**Task details**
In your copy, leave out the pictures and repeat the entries below exactly.

*** Record set ***

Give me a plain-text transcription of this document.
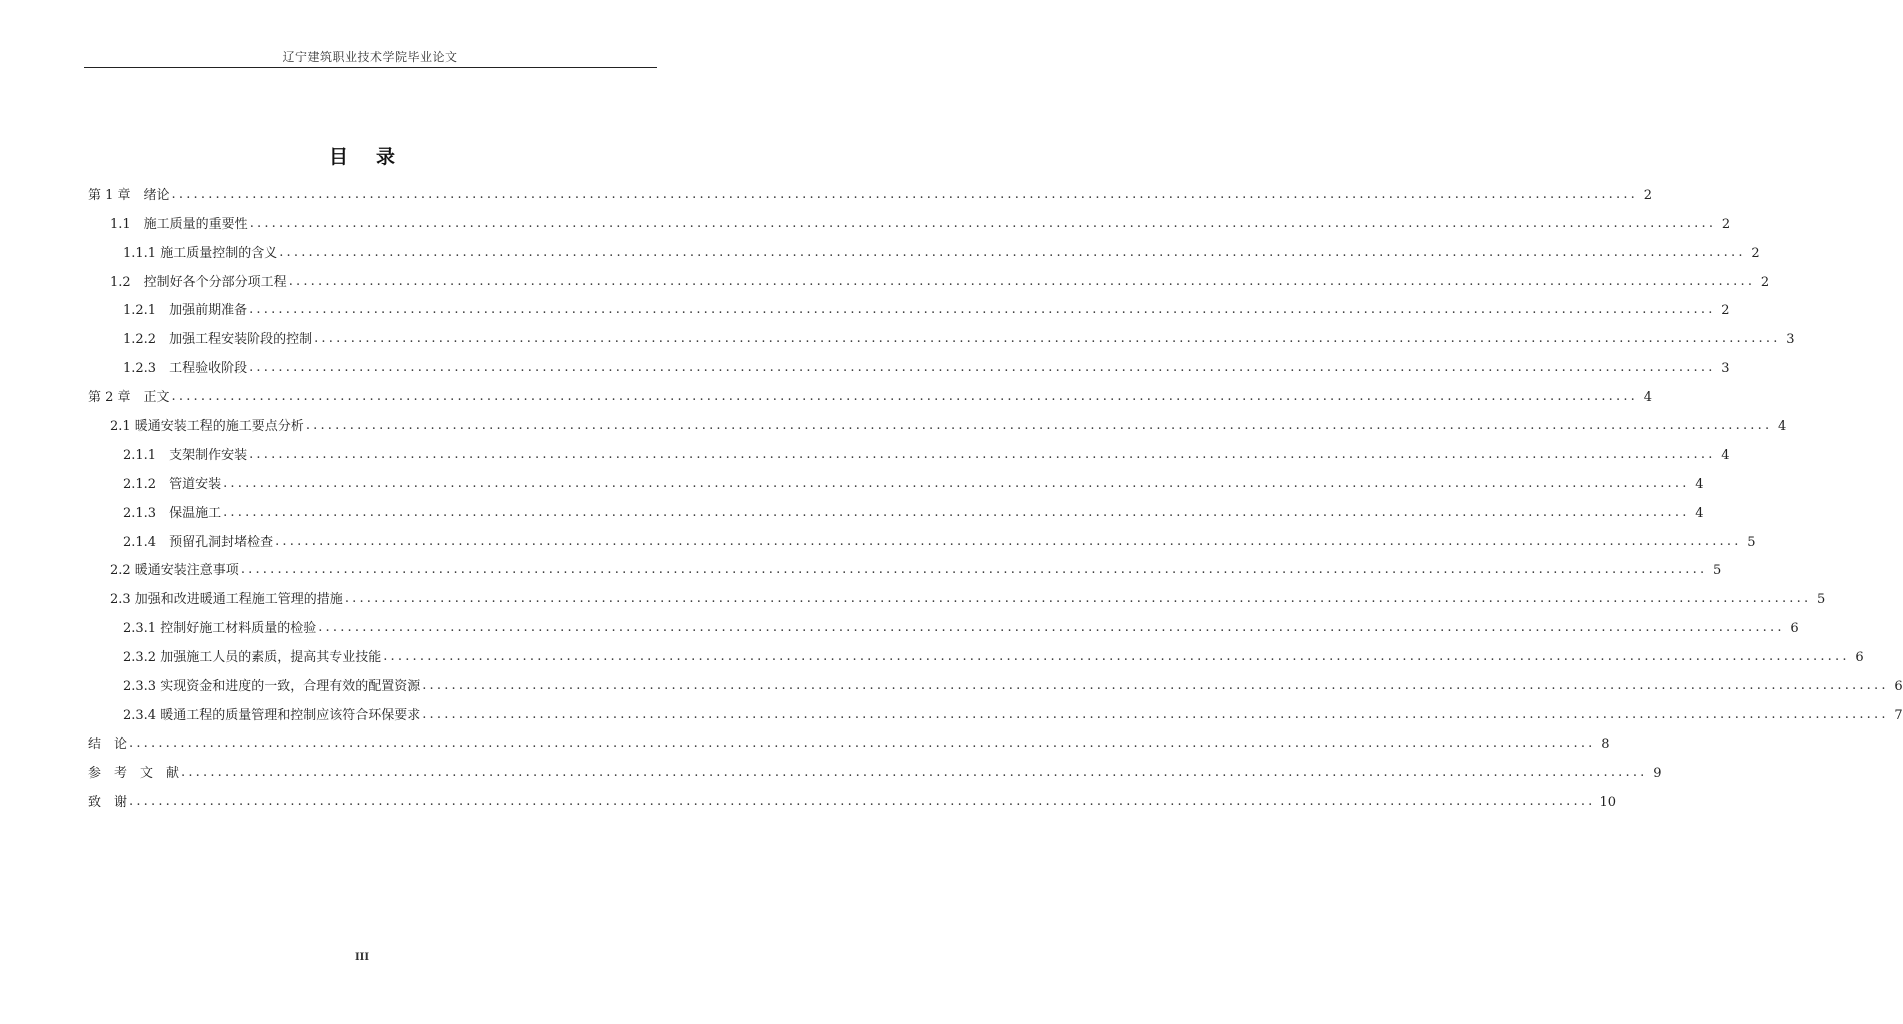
辽宁建筑职业技术学院毕业论文
目录
第 1 章　绪论 ........................................................................................................................................................................................................ 2
1.1　施工质量的重要性 ........................................................................................................................................................................................................ 2
1.1.1 施工质量控制的含义 ........................................................................................................................................................................................................ 2
1.2　控制好各个分部分项工程 ........................................................................................................................................................................................................ 2
1.2.1　加强前期准备 ........................................................................................................................................................................................................ 2
1.2.2　加强工程安装阶段的控制 ........................................................................................................................................................................................................ 3
1.2.3　工程验收阶段 ........................................................................................................................................................................................................ 3
第 2 章　正文 ........................................................................................................................................................................................................ 4
2.1 暖通安装工程的施工要点分析 ........................................................................................................................................................................................................ 4
2.1.1　支架制作安装 ........................................................................................................................................................................................................ 4
2.1.2　管道安装 ........................................................................................................................................................................................................ 4
2.1.3　保温施工 ........................................................................................................................................................................................................ 4
2.1.4　预留孔洞封堵检查 ........................................................................................................................................................................................................ 5
2.2 暖通安装注意事项 ........................................................................................................................................................................................................ 5
2.3 加强和改进暖通工程施工管理的措施 ........................................................................................................................................................................................................ 5
2.3.1 控制好施工材料质量的检验 ........................................................................................................................................................................................................ 6
2.3.2 加强施工人员的素质，提高其专业技能 ........................................................................................................................................................................................................ 6
2.3.3 实现资金和进度的一致，合理有效的配置资源 ........................................................................................................................................................................................................ 6
2.3.4 暖通工程的质量管理和控制应该符合环保要求 ........................................................................................................................................................................................................ 7
结　论 ........................................................................................................................................................................................................ 8
参　考　文　献 ........................................................................................................................................................................................................ 9
致　谢 ........................................................................................................................................................................................................ 10
III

***

**Exercise output**
Give me a plain-text transcription of this document.
辽宁建筑职业技术学院毕业论文
目录
第 1 章　绪论 ........................................................................................................................................................................................................ 2
1.1　施工质量的重要性 ........................................................................................................................................................................................................ 2
1.1.1 施工质量控制的含义 ........................................................................................................................................................................................................ 2
1.2　控制好各个分部分项工程 ........................................................................................................................................................................................................ 2
1.2.1　加强前期准备 ........................................................................................................................................................................................................ 2
1.2.2　加强工程安装阶段的控制 ........................................................................................................................................................................................................ 3
1.2.3　工程验收阶段 ........................................................................................................................................................................................................ 3
第 2 章　正文 ........................................................................................................................................................................................................ 4
2.1 暖通安装工程的施工要点分析 ........................................................................................................................................................................................................ 4
2.1.1　支架制作安装 ........................................................................................................................................................................................................ 4
2.1.2　管道安装 ........................................................................................................................................................................................................ 4
2.1.3　保温施工 ........................................................................................................................................................................................................ 4
2.1.4　预留孔洞封堵检查 ........................................................................................................................................................................................................ 5
2.2 暖通安装注意事项 ........................................................................................................................................................................................................ 5
2.3 加强和改进暖通工程施工管理的措施 ........................................................................................................................................................................................................ 5
2.3.1 控制好施工材料质量的检验 ........................................................................................................................................................................................................ 6
2.3.2 加强施工人员的素质，提高其专业技能 ........................................................................................................................................................................................................ 6
2.3.3 实现资金和进度的一致，合理有效的配置资源 ........................................................................................................................................................................................................ 6
2.3.4 暖通工程的质量管理和控制应该符合环保要求 ........................................................................................................................................................................................................ 7
结　论 ........................................................................................................................................................................................................ 8
参　考　文　献 ........................................................................................................................................................................................................ 9
致　谢 ........................................................................................................................................................................................................ 10
III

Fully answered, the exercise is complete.